### Goal
Return only the number of lines in the entries below that hold the word "vértice".

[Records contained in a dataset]
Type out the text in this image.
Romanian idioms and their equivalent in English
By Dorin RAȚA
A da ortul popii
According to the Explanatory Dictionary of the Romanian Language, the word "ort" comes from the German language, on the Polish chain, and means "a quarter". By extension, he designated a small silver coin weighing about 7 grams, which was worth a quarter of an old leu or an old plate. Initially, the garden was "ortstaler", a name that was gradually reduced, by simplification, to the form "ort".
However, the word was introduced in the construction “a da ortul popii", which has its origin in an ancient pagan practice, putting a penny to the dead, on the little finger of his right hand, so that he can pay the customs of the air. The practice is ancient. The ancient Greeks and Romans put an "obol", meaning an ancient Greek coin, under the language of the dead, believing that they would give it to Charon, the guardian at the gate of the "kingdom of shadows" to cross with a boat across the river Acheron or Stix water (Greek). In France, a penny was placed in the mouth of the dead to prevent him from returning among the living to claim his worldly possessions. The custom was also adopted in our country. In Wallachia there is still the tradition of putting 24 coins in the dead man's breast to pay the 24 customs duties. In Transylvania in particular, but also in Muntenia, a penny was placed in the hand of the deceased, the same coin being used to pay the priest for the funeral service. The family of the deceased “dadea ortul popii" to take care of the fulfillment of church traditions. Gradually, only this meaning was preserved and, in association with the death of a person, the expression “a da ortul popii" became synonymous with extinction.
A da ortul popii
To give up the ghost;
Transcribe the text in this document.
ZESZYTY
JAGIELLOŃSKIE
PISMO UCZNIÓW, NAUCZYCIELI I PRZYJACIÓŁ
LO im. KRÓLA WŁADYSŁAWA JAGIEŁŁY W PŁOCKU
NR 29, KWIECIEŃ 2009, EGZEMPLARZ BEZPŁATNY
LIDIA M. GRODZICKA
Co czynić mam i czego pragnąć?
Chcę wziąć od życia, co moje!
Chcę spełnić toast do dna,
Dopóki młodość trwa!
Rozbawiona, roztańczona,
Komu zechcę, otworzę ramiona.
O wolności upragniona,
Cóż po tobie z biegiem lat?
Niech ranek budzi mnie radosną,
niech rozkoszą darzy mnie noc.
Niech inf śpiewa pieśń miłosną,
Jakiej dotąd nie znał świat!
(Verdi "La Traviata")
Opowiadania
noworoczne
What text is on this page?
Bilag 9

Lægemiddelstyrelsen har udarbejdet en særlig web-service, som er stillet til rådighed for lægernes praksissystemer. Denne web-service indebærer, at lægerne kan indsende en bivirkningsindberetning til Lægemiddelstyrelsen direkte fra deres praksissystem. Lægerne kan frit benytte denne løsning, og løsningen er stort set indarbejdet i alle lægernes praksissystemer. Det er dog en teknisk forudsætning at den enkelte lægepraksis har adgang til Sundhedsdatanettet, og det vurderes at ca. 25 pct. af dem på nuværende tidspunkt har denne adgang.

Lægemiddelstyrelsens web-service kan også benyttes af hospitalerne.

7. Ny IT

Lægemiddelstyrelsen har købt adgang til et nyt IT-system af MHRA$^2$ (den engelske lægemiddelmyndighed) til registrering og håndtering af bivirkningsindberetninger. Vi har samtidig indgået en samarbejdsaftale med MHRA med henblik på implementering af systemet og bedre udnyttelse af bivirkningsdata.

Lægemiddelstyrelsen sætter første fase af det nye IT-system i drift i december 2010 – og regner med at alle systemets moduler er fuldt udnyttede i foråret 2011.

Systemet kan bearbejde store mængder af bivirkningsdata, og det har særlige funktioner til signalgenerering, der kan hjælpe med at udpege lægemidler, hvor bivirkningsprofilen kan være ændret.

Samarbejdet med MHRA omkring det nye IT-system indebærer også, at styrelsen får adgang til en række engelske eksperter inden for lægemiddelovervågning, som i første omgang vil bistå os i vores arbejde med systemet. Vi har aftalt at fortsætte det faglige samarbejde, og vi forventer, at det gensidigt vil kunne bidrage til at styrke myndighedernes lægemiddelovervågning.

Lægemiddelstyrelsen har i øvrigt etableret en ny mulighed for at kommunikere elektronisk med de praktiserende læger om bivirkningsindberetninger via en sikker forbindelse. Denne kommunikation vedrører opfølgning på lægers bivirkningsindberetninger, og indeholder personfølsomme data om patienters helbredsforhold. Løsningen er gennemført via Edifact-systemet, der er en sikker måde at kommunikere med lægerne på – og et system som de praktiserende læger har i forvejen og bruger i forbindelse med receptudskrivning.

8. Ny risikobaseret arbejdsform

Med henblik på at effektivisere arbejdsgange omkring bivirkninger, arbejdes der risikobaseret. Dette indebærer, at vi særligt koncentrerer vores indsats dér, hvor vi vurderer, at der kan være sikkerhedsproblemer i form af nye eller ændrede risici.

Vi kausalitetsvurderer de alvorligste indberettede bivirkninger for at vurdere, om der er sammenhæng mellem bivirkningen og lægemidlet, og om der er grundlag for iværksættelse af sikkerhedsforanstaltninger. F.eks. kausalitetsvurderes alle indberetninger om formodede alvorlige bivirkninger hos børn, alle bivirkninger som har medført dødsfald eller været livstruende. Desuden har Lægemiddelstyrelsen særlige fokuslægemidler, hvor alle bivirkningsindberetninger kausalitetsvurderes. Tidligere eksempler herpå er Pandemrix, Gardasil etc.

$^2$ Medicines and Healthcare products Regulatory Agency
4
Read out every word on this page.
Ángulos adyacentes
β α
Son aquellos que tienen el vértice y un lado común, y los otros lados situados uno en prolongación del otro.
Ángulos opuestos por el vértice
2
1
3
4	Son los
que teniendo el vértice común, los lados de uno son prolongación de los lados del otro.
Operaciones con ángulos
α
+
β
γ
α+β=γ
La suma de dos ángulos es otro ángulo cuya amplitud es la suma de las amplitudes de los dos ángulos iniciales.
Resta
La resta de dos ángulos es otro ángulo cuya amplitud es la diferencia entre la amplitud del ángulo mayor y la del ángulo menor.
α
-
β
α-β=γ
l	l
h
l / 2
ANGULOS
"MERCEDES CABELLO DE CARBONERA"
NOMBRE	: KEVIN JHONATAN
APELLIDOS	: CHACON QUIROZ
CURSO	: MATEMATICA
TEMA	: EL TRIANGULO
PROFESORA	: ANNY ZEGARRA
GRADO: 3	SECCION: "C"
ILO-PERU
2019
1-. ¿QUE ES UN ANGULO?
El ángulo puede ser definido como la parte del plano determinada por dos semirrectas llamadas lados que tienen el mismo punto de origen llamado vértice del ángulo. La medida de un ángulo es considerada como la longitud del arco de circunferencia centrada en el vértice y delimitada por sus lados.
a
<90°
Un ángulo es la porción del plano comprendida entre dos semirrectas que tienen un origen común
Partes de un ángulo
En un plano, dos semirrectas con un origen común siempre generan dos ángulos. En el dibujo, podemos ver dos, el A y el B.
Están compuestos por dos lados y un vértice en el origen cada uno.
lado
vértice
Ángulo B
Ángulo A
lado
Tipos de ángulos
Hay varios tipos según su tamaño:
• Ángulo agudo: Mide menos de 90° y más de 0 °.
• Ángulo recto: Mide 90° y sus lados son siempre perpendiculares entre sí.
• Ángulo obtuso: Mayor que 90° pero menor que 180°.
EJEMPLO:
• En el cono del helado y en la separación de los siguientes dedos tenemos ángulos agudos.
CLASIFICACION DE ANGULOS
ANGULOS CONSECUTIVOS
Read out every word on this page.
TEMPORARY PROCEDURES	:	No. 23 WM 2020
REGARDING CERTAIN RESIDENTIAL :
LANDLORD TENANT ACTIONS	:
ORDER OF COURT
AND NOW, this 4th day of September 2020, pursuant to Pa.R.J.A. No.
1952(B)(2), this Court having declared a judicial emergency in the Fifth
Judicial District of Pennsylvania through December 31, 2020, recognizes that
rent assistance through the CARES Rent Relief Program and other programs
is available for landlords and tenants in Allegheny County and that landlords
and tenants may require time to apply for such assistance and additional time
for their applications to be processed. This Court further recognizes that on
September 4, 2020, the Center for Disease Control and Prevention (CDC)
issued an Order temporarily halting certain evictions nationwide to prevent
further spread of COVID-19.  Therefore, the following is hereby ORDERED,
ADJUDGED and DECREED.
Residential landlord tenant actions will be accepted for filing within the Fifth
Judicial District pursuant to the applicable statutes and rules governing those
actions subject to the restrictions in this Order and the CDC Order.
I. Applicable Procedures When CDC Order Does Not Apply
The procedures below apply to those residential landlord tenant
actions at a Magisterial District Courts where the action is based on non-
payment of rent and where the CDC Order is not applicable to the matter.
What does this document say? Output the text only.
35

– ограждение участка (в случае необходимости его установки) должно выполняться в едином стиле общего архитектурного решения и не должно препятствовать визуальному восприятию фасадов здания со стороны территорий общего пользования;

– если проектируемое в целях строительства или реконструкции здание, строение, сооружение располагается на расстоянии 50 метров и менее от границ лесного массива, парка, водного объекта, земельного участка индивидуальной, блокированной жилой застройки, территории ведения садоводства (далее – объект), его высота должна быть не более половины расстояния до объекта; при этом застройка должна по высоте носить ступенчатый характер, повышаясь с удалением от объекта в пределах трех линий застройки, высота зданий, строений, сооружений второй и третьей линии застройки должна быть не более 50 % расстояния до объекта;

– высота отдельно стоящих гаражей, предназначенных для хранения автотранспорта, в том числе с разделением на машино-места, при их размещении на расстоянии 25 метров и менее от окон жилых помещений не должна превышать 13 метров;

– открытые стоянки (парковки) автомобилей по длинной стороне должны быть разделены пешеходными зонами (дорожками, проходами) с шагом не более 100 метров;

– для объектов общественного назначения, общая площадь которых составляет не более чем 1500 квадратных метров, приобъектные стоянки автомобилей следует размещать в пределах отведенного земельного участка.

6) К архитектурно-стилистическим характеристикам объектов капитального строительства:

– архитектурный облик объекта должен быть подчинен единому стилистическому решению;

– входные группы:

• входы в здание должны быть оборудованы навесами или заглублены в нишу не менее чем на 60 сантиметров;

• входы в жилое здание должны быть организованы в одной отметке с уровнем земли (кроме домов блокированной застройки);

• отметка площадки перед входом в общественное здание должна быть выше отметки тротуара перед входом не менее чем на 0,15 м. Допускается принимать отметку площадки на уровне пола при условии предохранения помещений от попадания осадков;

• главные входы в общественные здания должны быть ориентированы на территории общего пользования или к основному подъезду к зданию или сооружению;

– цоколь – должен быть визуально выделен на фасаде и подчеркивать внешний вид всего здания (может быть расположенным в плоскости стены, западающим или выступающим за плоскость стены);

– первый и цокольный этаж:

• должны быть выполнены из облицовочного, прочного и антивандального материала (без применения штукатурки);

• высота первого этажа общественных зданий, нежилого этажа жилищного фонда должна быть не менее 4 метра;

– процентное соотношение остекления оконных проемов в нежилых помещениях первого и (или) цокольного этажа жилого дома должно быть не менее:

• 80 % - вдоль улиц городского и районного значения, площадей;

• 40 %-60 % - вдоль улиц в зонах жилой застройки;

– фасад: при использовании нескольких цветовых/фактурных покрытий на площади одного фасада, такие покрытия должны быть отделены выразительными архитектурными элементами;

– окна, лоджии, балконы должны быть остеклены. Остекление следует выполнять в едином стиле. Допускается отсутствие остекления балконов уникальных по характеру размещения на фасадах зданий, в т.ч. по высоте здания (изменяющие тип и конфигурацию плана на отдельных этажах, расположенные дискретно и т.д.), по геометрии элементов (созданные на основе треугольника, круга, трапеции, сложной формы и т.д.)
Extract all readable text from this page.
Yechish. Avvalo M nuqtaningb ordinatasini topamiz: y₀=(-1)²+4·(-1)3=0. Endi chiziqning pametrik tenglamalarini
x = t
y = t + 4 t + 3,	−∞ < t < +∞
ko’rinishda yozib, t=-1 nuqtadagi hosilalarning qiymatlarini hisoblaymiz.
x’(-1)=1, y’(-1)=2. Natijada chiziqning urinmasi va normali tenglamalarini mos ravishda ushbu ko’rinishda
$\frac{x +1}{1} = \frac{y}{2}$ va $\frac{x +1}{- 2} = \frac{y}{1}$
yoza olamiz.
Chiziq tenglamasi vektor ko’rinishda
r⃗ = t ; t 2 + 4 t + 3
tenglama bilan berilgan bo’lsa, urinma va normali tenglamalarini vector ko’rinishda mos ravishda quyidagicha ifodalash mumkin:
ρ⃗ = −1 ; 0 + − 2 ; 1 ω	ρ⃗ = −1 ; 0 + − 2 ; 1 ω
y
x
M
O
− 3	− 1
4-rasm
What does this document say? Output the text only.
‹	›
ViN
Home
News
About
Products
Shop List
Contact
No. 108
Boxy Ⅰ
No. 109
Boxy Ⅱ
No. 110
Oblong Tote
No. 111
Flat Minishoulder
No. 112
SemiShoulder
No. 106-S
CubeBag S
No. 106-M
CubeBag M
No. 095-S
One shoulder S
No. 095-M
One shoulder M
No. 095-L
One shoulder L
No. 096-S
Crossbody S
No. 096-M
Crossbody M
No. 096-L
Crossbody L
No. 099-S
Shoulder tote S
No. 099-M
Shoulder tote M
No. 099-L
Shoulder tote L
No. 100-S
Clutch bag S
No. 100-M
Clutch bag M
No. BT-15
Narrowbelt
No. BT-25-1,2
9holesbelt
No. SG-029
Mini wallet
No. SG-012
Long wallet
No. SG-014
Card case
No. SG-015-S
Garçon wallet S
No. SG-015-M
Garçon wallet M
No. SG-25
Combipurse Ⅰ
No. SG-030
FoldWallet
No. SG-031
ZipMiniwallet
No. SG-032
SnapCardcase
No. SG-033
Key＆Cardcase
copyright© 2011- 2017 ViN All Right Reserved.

### Final result
6